» Exercise goal
Skip the pictures. Reproduce all other material exactly.

» Provided data
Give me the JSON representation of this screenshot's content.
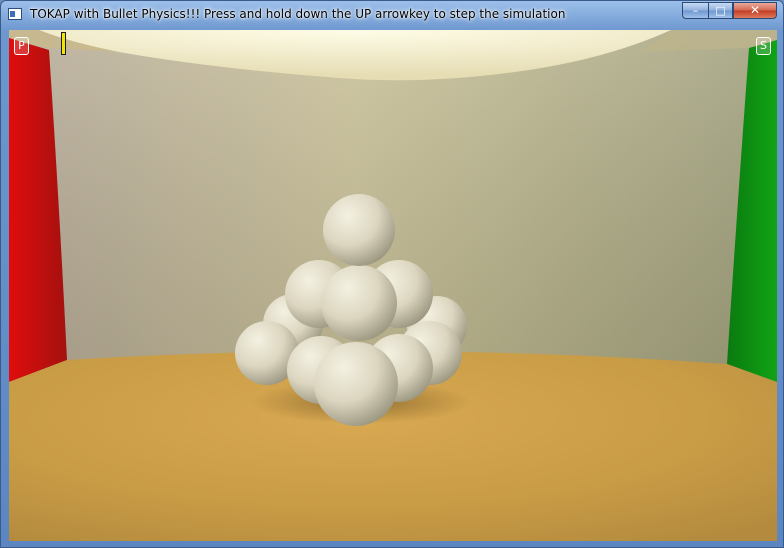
{
  "window": {
    "title": "TOKAP with Bullet Physics!!! Press and hold down the UP arrowkey to step the simulation",
    "icon": "app-window-icon",
    "controls": {
      "minimize_icon": "minimize-icon",
      "maximize_icon": "maximize-icon",
      "close_icon": "close-icon"
    }
  },
  "hud": {
    "left_label": "P",
    "right_label": "S"
  },
  "scene": {
    "left_wall_color": "#d20f0c",
    "right_wall_color": "#109a12",
    "back_wall_color": "#a8a28c",
    "floor_color": "#c89f48",
    "light_color": "#fffbe0",
    "sphere_color": "#e4e0ce"
  }
}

» In response
Give me the JSON representation of this screenshot's content.
{
  "window": {
    "title": "TOKAP with Bullet Physics!!! Press and hold down the UP arrowkey to step the simulation",
    "icon": "app-window-icon",
    "controls": {
      "minimize_icon": "minimize-icon",
      "maximize_icon": "maximize-icon",
      "close_icon": "close-icon"
    }
  },
  "hud": {
    "left_label": "P",
    "right_label": "S"
  },
  "scene": {
    "left_wall_color": "#d20f0c",
    "right_wall_color": "#109a12",
    "back_wall_color": "#a8a28c",
    "floor_color": "#c89f48",
    "light_color": "#fffbe0",
    "sphere_color": "#e4e0ce"
  }
}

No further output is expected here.